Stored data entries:

········

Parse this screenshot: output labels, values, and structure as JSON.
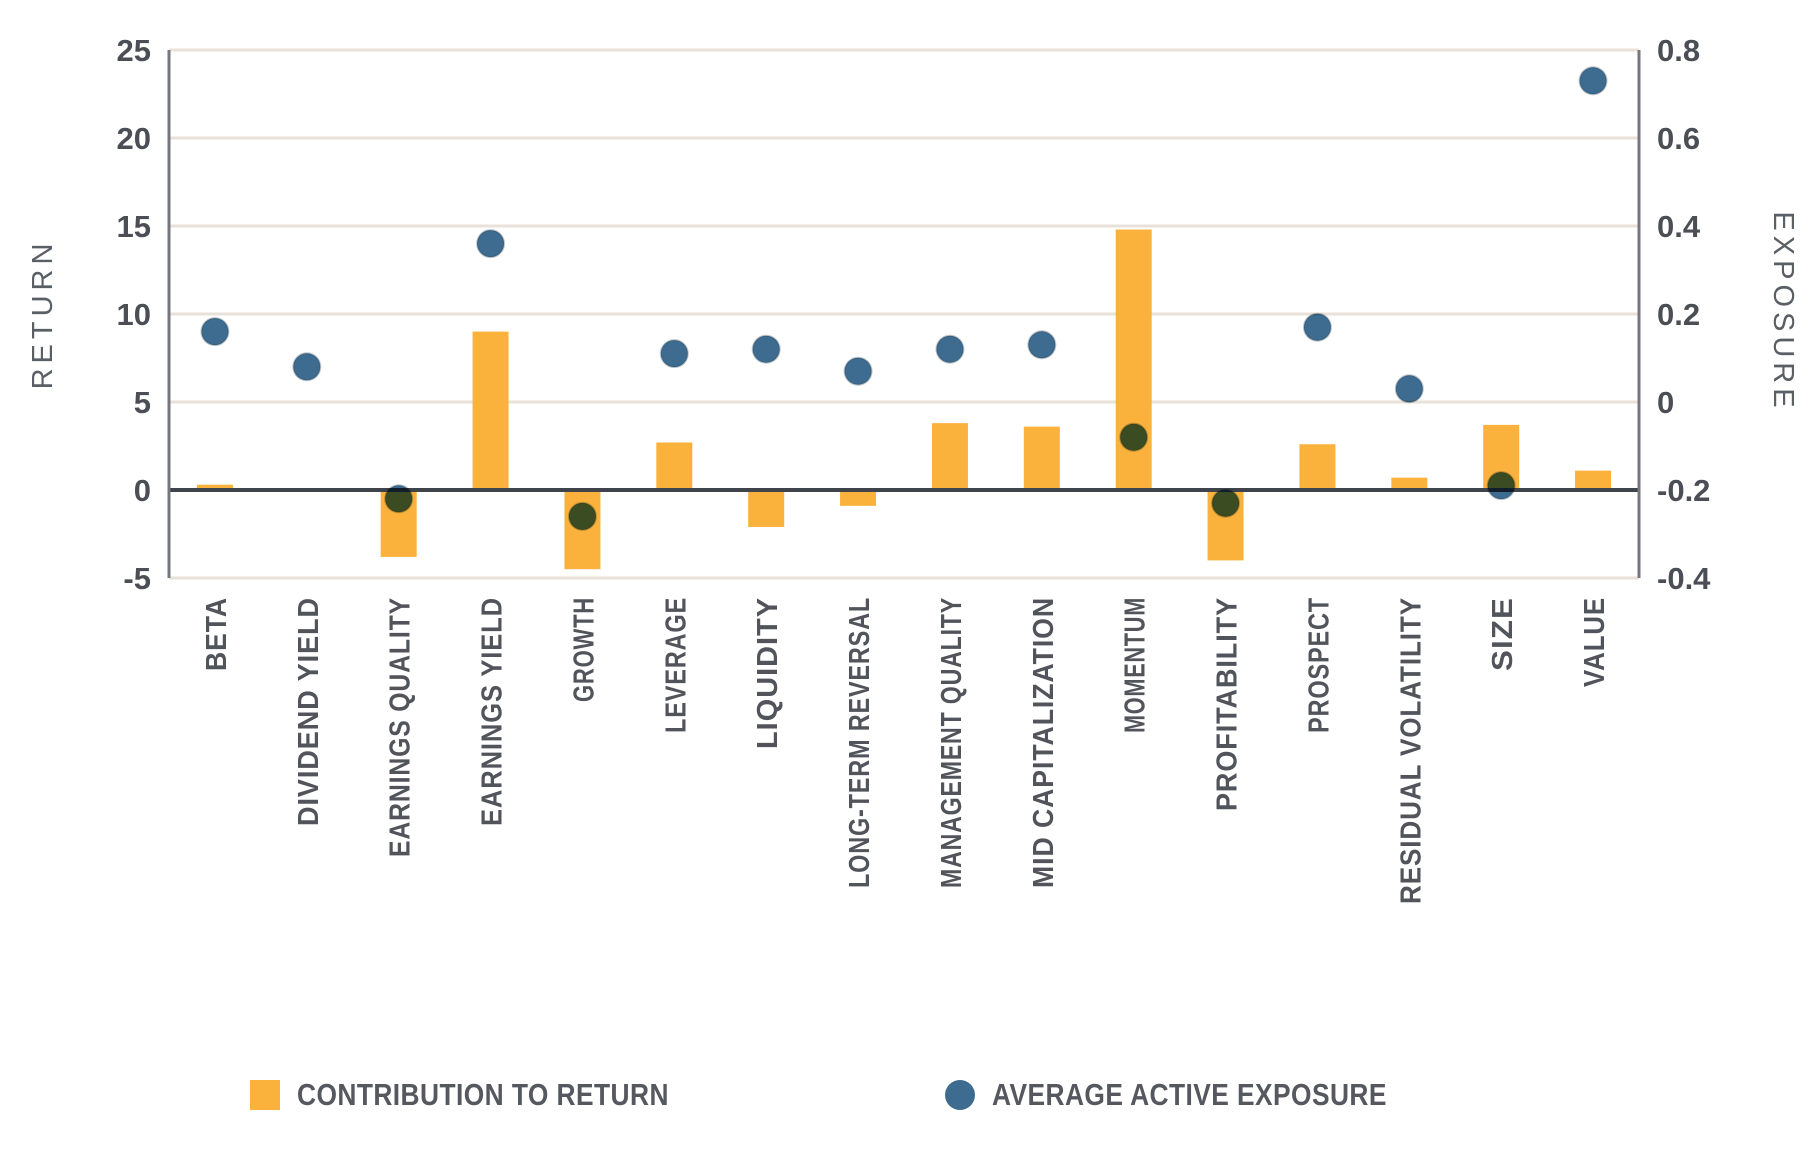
{
  "chart_data": {
    "type": "bar+scatter",
    "title": "",
    "categories": [
      "BETA",
      "DIVIDEND YIELD",
      "EARNINGS QUALITY",
      "EARNINGS YIELD",
      "GROWTH",
      "LEVERAGE",
      "LIQUIDITY",
      "LONG-TERM REVERSAL",
      "MANAGEMENT QUALITY",
      "MID CAPITALIZATION",
      "MOMENTUM",
      "PROFITABILITY",
      "PROSPECT",
      "RESIDUAL VOLATILITY",
      "SIZE",
      "VALUE"
    ],
    "series": [
      {
        "name": "CONTRIBUTION TO RETURN",
        "type": "bar",
        "axis": "left",
        "color": "#FAB23C",
        "values": [
          0.3,
          0.1,
          -3.8,
          9.0,
          -4.5,
          2.7,
          -2.1,
          -0.9,
          3.8,
          3.6,
          14.8,
          -4.0,
          2.6,
          0.7,
          3.7,
          1.1
        ]
      },
      {
        "name": "AVERAGE ACTIVE EXPOSURE",
        "type": "scatter",
        "axis": "right",
        "color": "#3D6C90",
        "values": [
          0.16,
          0.08,
          -0.22,
          0.36,
          -0.26,
          0.11,
          0.12,
          0.07,
          0.12,
          0.13,
          -0.08,
          -0.23,
          0.17,
          0.03,
          -0.19,
          0.73
        ]
      }
    ],
    "left_axis": {
      "label": "RETURN",
      "min": -5,
      "max": 25,
      "ticks": [
        "25",
        "20",
        "15",
        "10",
        "5",
        "0",
        "-5"
      ]
    },
    "right_axis": {
      "label": "EXPOSURE",
      "min": -0.4,
      "max": 0.8,
      "ticks": [
        "0.8",
        "0.6",
        "0.4",
        "0.2",
        "0",
        "-0.2",
        "-0.4"
      ]
    },
    "grid": true,
    "zero_line_on_left_axis": 0,
    "legend_position": "bottom"
  },
  "colors": {
    "background": "#FFFFFF",
    "bar": "#FAB23C",
    "dot": "#3D6C90",
    "dot_over_bar_overlap": "#3C4B22",
    "gridline": "#E8E2DA",
    "zero_line": "#3F444C",
    "axis_line": "#74777D",
    "tick_text": "#4B4F55",
    "category_text": "#51555B",
    "axis_title_text": "#5A5E65",
    "legend_text": "#55585E"
  }
}
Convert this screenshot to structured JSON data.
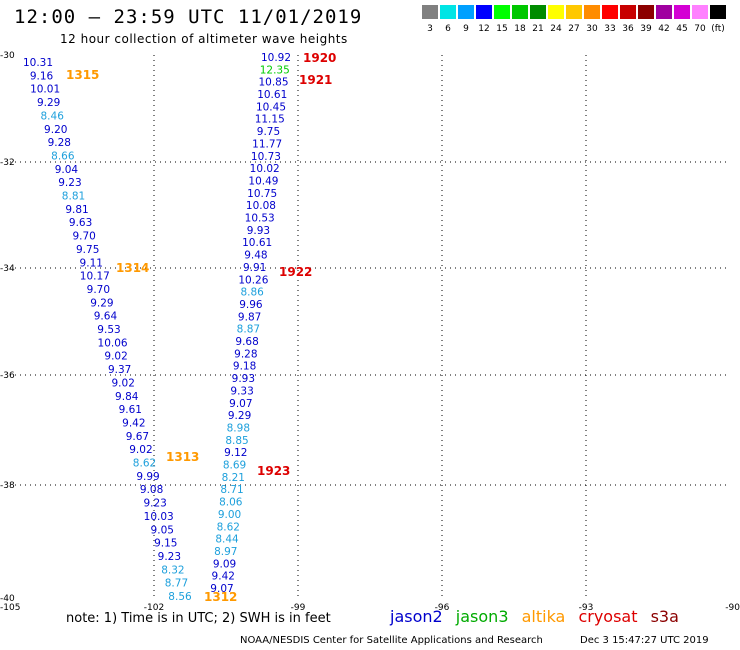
{
  "header": {
    "title": "12:00 – 23:59 UTC 11/01/2019",
    "subtitle": "12 hour collection of altimeter wave heights"
  },
  "legend": {
    "colors": [
      "#808080",
      "#00e5e5",
      "#00a0ff",
      "#0000ff",
      "#00ff00",
      "#00c800",
      "#008c00",
      "#ffff00",
      "#ffc800",
      "#ff8c00",
      "#ff0000",
      "#c80000",
      "#8c0000",
      "#a000a0",
      "#d400d4",
      "#ff80ff",
      "#000000"
    ],
    "labels": [
      "3",
      "6",
      "9",
      "12",
      "15",
      "18",
      "21",
      "24",
      "27",
      "30",
      "33",
      "36",
      "39",
      "42",
      "45",
      "70",
      "(ft)"
    ]
  },
  "axes": {
    "lat_labels": [
      "-30",
      "-32",
      "-34",
      "-36",
      "-38",
      "-40"
    ],
    "lon_labels": [
      "-105",
      "-102",
      "-99",
      "-96",
      "-93",
      "-90"
    ]
  },
  "track_west": {
    "values": [
      "10.31",
      "9.16",
      "10.01",
      "9.29",
      "8.46",
      "9.20",
      "9.28",
      "8.66",
      "9.04",
      "9.23",
      "8.81",
      "9.81",
      "9.63",
      "9.70",
      "9.75",
      "9.11",
      "10.17",
      "9.70",
      "9.29",
      "9.64",
      "9.53",
      "10.06",
      "9.02",
      "9.37",
      "9.02",
      "9.84",
      "9.61",
      "9.42",
      "9.67",
      "9.02",
      "8.62",
      "9.99",
      "9.08",
      "9.23",
      "10.03",
      "9.05",
      "9.15",
      "9.23",
      "8.32",
      "8.77",
      "8.56"
    ],
    "colors": [
      "b",
      "b",
      "b",
      "b",
      "c",
      "b",
      "b",
      "c",
      "b",
      "b",
      "c",
      "b",
      "b",
      "b",
      "b",
      "b",
      "b",
      "b",
      "b",
      "b",
      "b",
      "b",
      "b",
      "b",
      "b",
      "b",
      "b",
      "b",
      "b",
      "b",
      "c",
      "b",
      "b",
      "b",
      "b",
      "b",
      "b",
      "b",
      "c",
      "c",
      "c"
    ]
  },
  "track_east": {
    "values": [
      "10.92",
      "12.35",
      "10.85",
      "10.61",
      "10.45",
      "11.15",
      "9.75",
      "11.77",
      "10.73",
      "10.02",
      "10.49",
      "10.75",
      "10.08",
      "10.53",
      "9.93",
      "10.61",
      "9.48",
      "9.91",
      "10.26",
      "8.86",
      "9.96",
      "9.87",
      "8.87",
      "9.68",
      "9.28",
      "9.18",
      "9.93",
      "9.33",
      "9.07",
      "9.29",
      "8.98",
      "8.85",
      "9.12",
      "8.69",
      "8.21",
      "8.71",
      "8.06",
      "9.00",
      "8.62",
      "8.44",
      "8.97",
      "9.09",
      "9.42",
      "9.07"
    ],
    "colors": [
      "b",
      "g",
      "b",
      "b",
      "b",
      "b",
      "b",
      "b",
      "b",
      "b",
      "b",
      "b",
      "b",
      "b",
      "b",
      "b",
      "b",
      "b",
      "b",
      "c",
      "b",
      "b",
      "c",
      "b",
      "b",
      "b",
      "b",
      "b",
      "b",
      "b",
      "c",
      "c",
      "b",
      "c",
      "c",
      "c",
      "c",
      "c",
      "c",
      "c",
      "c",
      "b",
      "b",
      "b"
    ]
  },
  "time_labels_west": [
    "1315",
    "1314",
    "1313",
    "1312"
  ],
  "time_labels_east": [
    "1920",
    "1921",
    "1922",
    "1923"
  ],
  "footer": {
    "note": "note:  1) Time is in UTC;  2) SWH is in feet",
    "satellites": [
      "jason2",
      "jason3",
      "altika",
      "cryosat",
      "s3a"
    ],
    "credit": "NOAA/NESDIS Center for Satellite Applications and Research",
    "timestamp": "Dec  3 15:47:27 UTC 2019"
  },
  "colors": {
    "blue": "#0000cc",
    "cyan": "#1ea0dc",
    "green": "#00cc00",
    "orange": "#ff9900",
    "red": "#dd0000",
    "track_time": "#ff9900"
  }
}
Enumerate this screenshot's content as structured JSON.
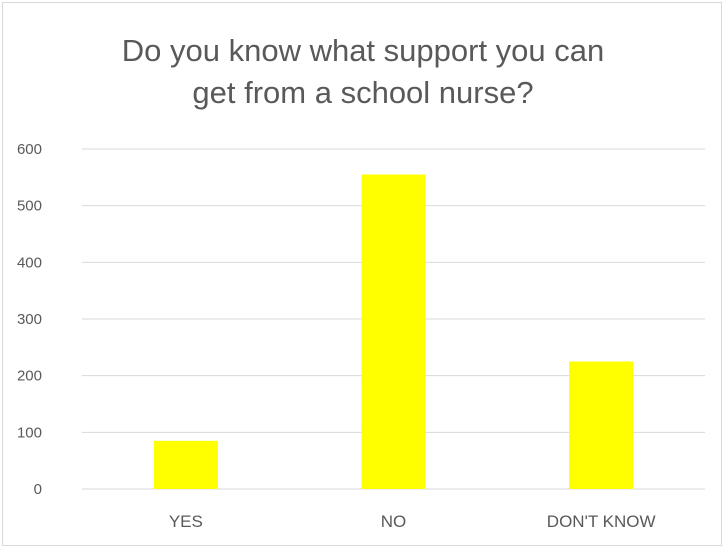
{
  "chart_data": {
    "type": "bar",
    "title_lines": [
      "Do you know what support you can",
      "get from a school nurse?"
    ],
    "categories": [
      "YES",
      "NO",
      "DON'T KNOW"
    ],
    "values": [
      85,
      555,
      225
    ],
    "ylim": [
      0,
      600
    ],
    "yticks": [
      "0",
      "100",
      "200",
      "300",
      "400",
      "500",
      "600"
    ],
    "xlabel": "",
    "ylabel": "",
    "grid": true,
    "bar_color": "#ffff00",
    "grid_color": "#d9d9d9"
  }
}
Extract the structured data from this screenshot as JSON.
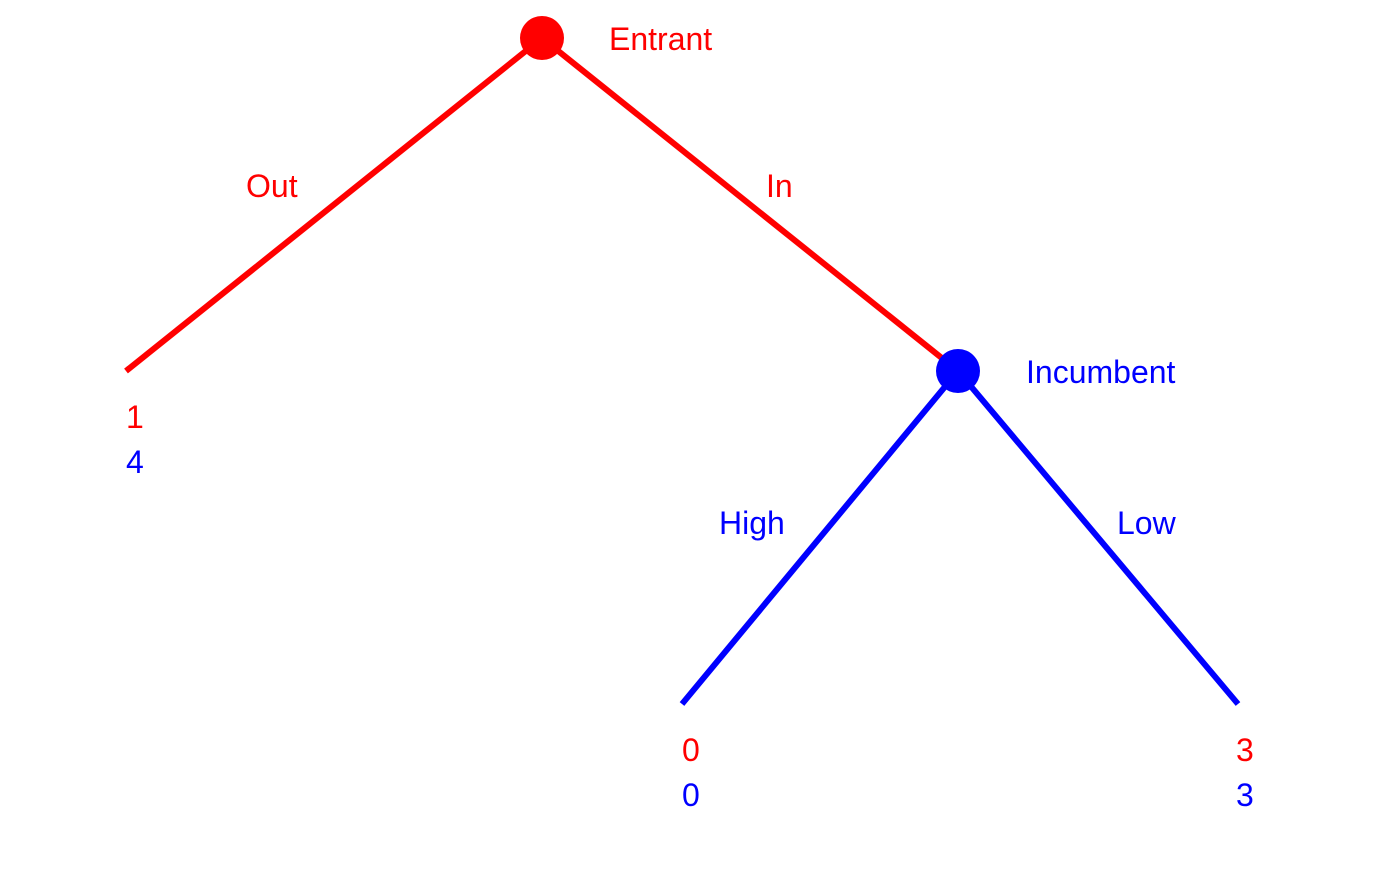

········

_YOUR OBJECTIVE_
Could you reproduce every record above exactly, leaving out the pictures?

_EXERCISE SOLUTION_
Parse this screenshot: output labels, values, and structure as JSON.
{
  "chart_data": {
    "type": "bar+scatter",
    "title": "",
    "categories": [
      "BETA",
      "DIVIDEND YIELD",
      "EARNINGS QUALITY",
      "EARNINGS YIELD",
      "GROWTH",
      "LEVERAGE",
      "LIQUIDITY",
      "LONG-TERM REVERSAL",
      "MANAGEMENT QUALITY",
      "MID CAPITALIZATION",
      "MOMENTUM",
      "PROFITABILITY",
      "PROSPECT",
      "RESIDUAL VOLATILITY",
      "SIZE",
      "VALUE"
    ],
    "series": [
      {
        "name": "CONTRIBUTION TO RETURN",
        "type": "bar",
        "axis": "left",
        "color": "#FAB23C",
        "values": [
          0.3,
          0.1,
          -3.8,
          9.0,
          -4.5,
          2.7,
          -2.1,
          -0.9,
          3.8,
          3.6,
          14.8,
          -4.0,
          2.6,
          0.7,
          3.7,
          1.1
        ]
      },
      {
        "name": "AVERAGE ACTIVE EXPOSURE",
        "type": "scatter",
        "axis": "right",
        "color": "#3D6C90",
        "values": [
          0.16,
          0.08,
          -0.22,
          0.36,
          -0.26,
          0.11,
          0.12,
          0.07,
          0.12,
          0.13,
          -0.08,
          -0.23,
          0.17,
          0.03,
          -0.19,
          0.73
        ]
      }
    ],
    "left_axis": {
      "label": "RETURN",
      "min": -5,
      "max": 25,
      "ticks": [
        "25",
        "20",
        "15",
        "10",
        "5",
        "0",
        "-5"
      ]
    },
    "right_axis": {
      "label": "EXPOSURE",
      "min": -0.4,
      "max": 0.8,
      "ticks": [
        "0.8",
        "0.6",
        "0.4",
        "0.2",
        "0",
        "-0.2",
        "-0.4"
      ]
    },
    "grid": true,
    "zero_line_on_left_axis": 0,
    "legend_position": "bottom"
  },
  "colors": {
    "background": "#FFFFFF",
    "bar": "#FAB23C",
    "dot": "#3D6C90",
    "dot_over_bar_overlap": "#3C4B22",
    "gridline": "#E8E2DA",
    "zero_line": "#3F444C",
    "axis_line": "#74777D",
    "tick_text": "#4B4F55",
    "category_text": "#51555B",
    "axis_title_text": "#5A5E65",
    "legend_text": "#55585E"
  }
}
Convert this screenshot to structured JSON data.
{
  "header": {
    "title": "12:00 – 23:59 UTC 11/01/2019",
    "subtitle": "12 hour collection of altimeter wave heights"
  },
  "legend": {
    "colors": [
      "#808080",
      "#00e5e5",
      "#00a0ff",
      "#0000ff",
      "#00ff00",
      "#00c800",
      "#008c00",
      "#ffff00",
      "#ffc800",
      "#ff8c00",
      "#ff0000",
      "#c80000",
      "#8c0000",
      "#a000a0",
      "#d400d4",
      "#ff80ff",
      "#000000"
    ],
    "labels": [
      "3",
      "6",
      "9",
      "12",
      "15",
      "18",
      "21",
      "24",
      "27",
      "30",
      "33",
      "36",
      "39",
      "42",
      "45",
      "70",
      "(ft)"
    ]
  },
  "axes": {
    "lat_labels": [
      "-30",
      "-32",
      "-34",
      "-36",
      "-38",
      "-40"
    ],
    "lon_labels": [
      "-105",
      "-102",
      "-99",
      "-96",
      "-93",
      "-90"
    ]
  },
  "track_west": {
    "values": [
      "10.31",
      "9.16",
      "10.01",
      "9.29",
      "8.46",
      "9.20",
      "9.28",
      "8.66",
      "9.04",
      "9.23",
      "8.81",
      "9.81",
      "9.63",
      "9.70",
      "9.75",
      "9.11",
      "10.17",
      "9.70",
      "9.29",
      "9.64",
      "9.53",
      "10.06",
      "9.02",
      "9.37",
      "9.02",
      "9.84",
      "9.61",
      "9.42",
      "9.67",
      "9.02",
      "8.62",
      "9.99",
      "9.08",
      "9.23",
      "10.03",
      "9.05",
      "9.15",
      "9.23",
      "8.32",
      "8.77",
      "8.56"
    ],
    "colors": [
      "b",
      "b",
      "b",
      "b",
      "c",
      "b",
      "b",
      "c",
      "b",
      "b",
      "c",
      "b",
      "b",
      "b",
      "b",
      "b",
      "b",
      "b",
      "b",
      "b",
      "b",
      "b",
      "b",
      "b",
      "b",
      "b",
      "b",
      "b",
      "b",
      "b",
      "c",
      "b",
      "b",
      "b",
      "b",
      "b",
      "b",
      "b",
      "c",
      "c",
      "c"
    ]
  },
  "track_east": {
    "values": [
      "10.92",
      "12.35",
      "10.85",
      "10.61",
      "10.45",
      "11.15",
      "9.75",
      "11.77",
      "10.73",
      "10.02",
      "10.49",
      "10.75",
      "10.08",
      "10.53",
      "9.93",
      "10.61",
      "9.48",
      "9.91",
      "10.26",
      "8.86",
      "9.96",
      "9.87",
      "8.87",
      "9.68",
      "9.28",
      "9.18",
      "9.93",
      "9.33",
      "9.07",
      "9.29",
      "8.98",
      "8.85",
      "9.12",
      "8.69",
      "8.21",
      "8.71",
      "8.06",
      "9.00",
      "8.62",
      "8.44",
      "8.97",
      "9.09",
      "9.42",
      "9.07"
    ],
    "colors": [
      "b",
      "g",
      "b",
      "b",
      "b",
      "b",
      "b",
      "b",
      "b",
      "b",
      "b",
      "b",
      "b",
      "b",
      "b",
      "b",
      "b",
      "b",
      "b",
      "c",
      "b",
      "b",
      "c",
      "b",
      "b",
      "b",
      "b",
      "b",
      "b",
      "b",
      "c",
      "c",
      "b",
      "c",
      "c",
      "c",
      "c",
      "c",
      "c",
      "c",
      "c",
      "b",
      "b",
      "b"
    ]
  },
  "time_labels_west": [
    "1315",
    "1314",
    "1313",
    "1312"
  ],
  "time_labels_east": [
    "1920",
    "1921",
    "1922",
    "1923"
  ],
  "footer": {
    "note": "note:  1) Time is in UTC;  2) SWH is in feet",
    "satellites": [
      "jason2",
      "jason3",
      "altika",
      "cryosat",
      "s3a"
    ],
    "credit": "NOAA/NESDIS Center for Satellite Applications and Research",
    "timestamp": "Dec  3 15:47:27 UTC 2019"
  },
  "colors": {
    "blue": "#0000cc",
    "cyan": "#1ea0dc",
    "green": "#00cc00",
    "orange": "#ff9900",
    "red": "#dd0000",
    "track_time": "#ff9900"
  }
}
Enumerate this screenshot's content as structured JSON.
{
  "chart_data": {
    "type": "bar",
    "title_lines": [
      "Do you know what support you can",
      "get from a school nurse?"
    ],
    "categories": [
      "YES",
      "NO",
      "DON'T KNOW"
    ],
    "values": [
      85,
      555,
      225
    ],
    "ylim": [
      0,
      600
    ],
    "yticks": [
      "0",
      "100",
      "200",
      "300",
      "400",
      "500",
      "600"
    ],
    "xlabel": "",
    "ylabel": "",
    "grid": true,
    "bar_color": "#ffff00",
    "grid_color": "#d9d9d9"
  }
}
Extract the structured data from this screenshot as JSON.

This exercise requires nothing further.